INSTRUCTIONS TO FOLLOW
Write out all of the data without omission, exactly as shown.

Figure record listings
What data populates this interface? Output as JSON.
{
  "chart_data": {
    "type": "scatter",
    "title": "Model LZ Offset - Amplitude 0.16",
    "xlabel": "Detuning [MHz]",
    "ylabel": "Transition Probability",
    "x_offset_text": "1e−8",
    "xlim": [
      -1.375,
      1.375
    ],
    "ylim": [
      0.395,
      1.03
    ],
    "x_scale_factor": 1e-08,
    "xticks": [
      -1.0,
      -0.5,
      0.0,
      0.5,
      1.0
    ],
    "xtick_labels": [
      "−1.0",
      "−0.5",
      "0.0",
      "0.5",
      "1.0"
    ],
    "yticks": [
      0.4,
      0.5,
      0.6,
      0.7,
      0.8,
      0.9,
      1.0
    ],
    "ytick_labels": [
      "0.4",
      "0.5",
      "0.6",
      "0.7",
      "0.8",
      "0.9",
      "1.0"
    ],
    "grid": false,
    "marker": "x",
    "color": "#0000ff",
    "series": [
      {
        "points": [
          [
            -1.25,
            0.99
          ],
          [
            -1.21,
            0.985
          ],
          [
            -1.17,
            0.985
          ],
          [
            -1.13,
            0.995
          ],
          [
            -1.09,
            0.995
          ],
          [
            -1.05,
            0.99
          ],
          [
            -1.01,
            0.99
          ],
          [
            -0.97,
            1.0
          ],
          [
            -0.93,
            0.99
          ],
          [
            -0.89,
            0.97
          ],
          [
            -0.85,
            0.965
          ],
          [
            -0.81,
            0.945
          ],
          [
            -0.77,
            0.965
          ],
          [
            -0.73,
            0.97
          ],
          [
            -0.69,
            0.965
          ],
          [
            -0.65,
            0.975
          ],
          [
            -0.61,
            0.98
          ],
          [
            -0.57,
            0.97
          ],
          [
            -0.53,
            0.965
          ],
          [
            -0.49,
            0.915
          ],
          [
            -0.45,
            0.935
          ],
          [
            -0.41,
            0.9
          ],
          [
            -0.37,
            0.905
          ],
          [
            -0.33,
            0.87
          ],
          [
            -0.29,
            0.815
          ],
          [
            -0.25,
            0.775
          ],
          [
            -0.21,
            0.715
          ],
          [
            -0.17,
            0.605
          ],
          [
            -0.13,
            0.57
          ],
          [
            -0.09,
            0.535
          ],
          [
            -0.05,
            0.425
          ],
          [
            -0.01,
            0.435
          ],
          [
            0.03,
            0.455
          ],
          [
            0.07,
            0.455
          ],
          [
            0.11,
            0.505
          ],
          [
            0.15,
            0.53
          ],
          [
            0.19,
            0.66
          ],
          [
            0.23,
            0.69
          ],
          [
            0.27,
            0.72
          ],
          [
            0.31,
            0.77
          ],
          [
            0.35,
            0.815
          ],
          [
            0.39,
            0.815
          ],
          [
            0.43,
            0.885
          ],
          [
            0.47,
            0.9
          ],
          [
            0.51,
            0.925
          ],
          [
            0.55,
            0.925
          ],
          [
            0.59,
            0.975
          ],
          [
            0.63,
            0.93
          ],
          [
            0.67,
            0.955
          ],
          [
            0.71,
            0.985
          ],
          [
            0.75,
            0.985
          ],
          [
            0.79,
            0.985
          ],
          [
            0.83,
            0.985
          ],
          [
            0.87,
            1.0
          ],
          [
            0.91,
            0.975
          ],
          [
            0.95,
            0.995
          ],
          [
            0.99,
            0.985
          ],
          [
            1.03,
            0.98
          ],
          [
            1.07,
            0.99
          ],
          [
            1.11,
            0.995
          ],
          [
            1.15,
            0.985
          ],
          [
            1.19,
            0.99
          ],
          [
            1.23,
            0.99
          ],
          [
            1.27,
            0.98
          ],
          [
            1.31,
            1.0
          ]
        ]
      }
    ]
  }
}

ANSWER TO THE PROBLEM
What data populates this interface? Output as JSON.
{
  "chart_data": {
    "type": "scatter",
    "title": "Model LZ Offset - Amplitude 0.16",
    "xlabel": "Detuning [MHz]",
    "ylabel": "Transition Probability",
    "x_offset_text": "1e−8",
    "xlim": [
      -1.375,
      1.375
    ],
    "ylim": [
      0.395,
      1.03
    ],
    "x_scale_factor": 1e-08,
    "xticks": [
      -1.0,
      -0.5,
      0.0,
      0.5,
      1.0
    ],
    "xtick_labels": [
      "−1.0",
      "−0.5",
      "0.0",
      "0.5",
      "1.0"
    ],
    "yticks": [
      0.4,
      0.5,
      0.6,
      0.7,
      0.8,
      0.9,
      1.0
    ],
    "ytick_labels": [
      "0.4",
      "0.5",
      "0.6",
      "0.7",
      "0.8",
      "0.9",
      "1.0"
    ],
    "grid": false,
    "marker": "x",
    "color": "#0000ff",
    "series": [
      {
        "points": [
          [
            -1.25,
            0.99
          ],
          [
            -1.21,
            0.985
          ],
          [
            -1.17,
            0.985
          ],
          [
            -1.13,
            0.995
          ],
          [
            -1.09,
            0.995
          ],
          [
            -1.05,
            0.99
          ],
          [
            -1.01,
            0.99
          ],
          [
            -0.97,
            1.0
          ],
          [
            -0.93,
            0.99
          ],
          [
            -0.89,
            0.97
          ],
          [
            -0.85,
            0.965
          ],
          [
            -0.81,
            0.945
          ],
          [
            -0.77,
            0.965
          ],
          [
            -0.73,
            0.97
          ],
          [
            -0.69,
            0.965
          ],
          [
            -0.65,
            0.975
          ],
          [
            -0.61,
            0.98
          ],
          [
            -0.57,
            0.97
          ],
          [
            -0.53,
            0.965
          ],
          [
            -0.49,
            0.915
          ],
          [
            -0.45,
            0.935
          ],
          [
            -0.41,
            0.9
          ],
          [
            -0.37,
            0.905
          ],
          [
            -0.33,
            0.87
          ],
          [
            -0.29,
            0.815
          ],
          [
            -0.25,
            0.775
          ],
          [
            -0.21,
            0.715
          ],
          [
            -0.17,
            0.605
          ],
          [
            -0.13,
            0.57
          ],
          [
            -0.09,
            0.535
          ],
          [
            -0.05,
            0.425
          ],
          [
            -0.01,
            0.435
          ],
          [
            0.03,
            0.455
          ],
          [
            0.07,
            0.455
          ],
          [
            0.11,
            0.505
          ],
          [
            0.15,
            0.53
          ],
          [
            0.19,
            0.66
          ],
          [
            0.23,
            0.69
          ],
          [
            0.27,
            0.72
          ],
          [
            0.31,
            0.77
          ],
          [
            0.35,
            0.815
          ],
          [
            0.39,
            0.815
          ],
          [
            0.43,
            0.885
          ],
          [
            0.47,
            0.9
          ],
          [
            0.51,
            0.925
          ],
          [
            0.55,
            0.925
          ],
          [
            0.59,
            0.975
          ],
          [
            0.63,
            0.93
          ],
          [
            0.67,
            0.955
          ],
          [
            0.71,
            0.985
          ],
          [
            0.75,
            0.985
          ],
          [
            0.79,
            0.985
          ],
          [
            0.83,
            0.985
          ],
          [
            0.87,
            1.0
          ],
          [
            0.91,
            0.975
          ],
          [
            0.95,
            0.995
          ],
          [
            0.99,
            0.985
          ],
          [
            1.03,
            0.98
          ],
          [
            1.07,
            0.99
          ],
          [
            1.11,
            0.995
          ],
          [
            1.15,
            0.985
          ],
          [
            1.19,
            0.99
          ],
          [
            1.23,
            0.99
          ],
          [
            1.27,
            0.98
          ],
          [
            1.31,
            1.0
          ]
        ]
      }
    ]
  }
}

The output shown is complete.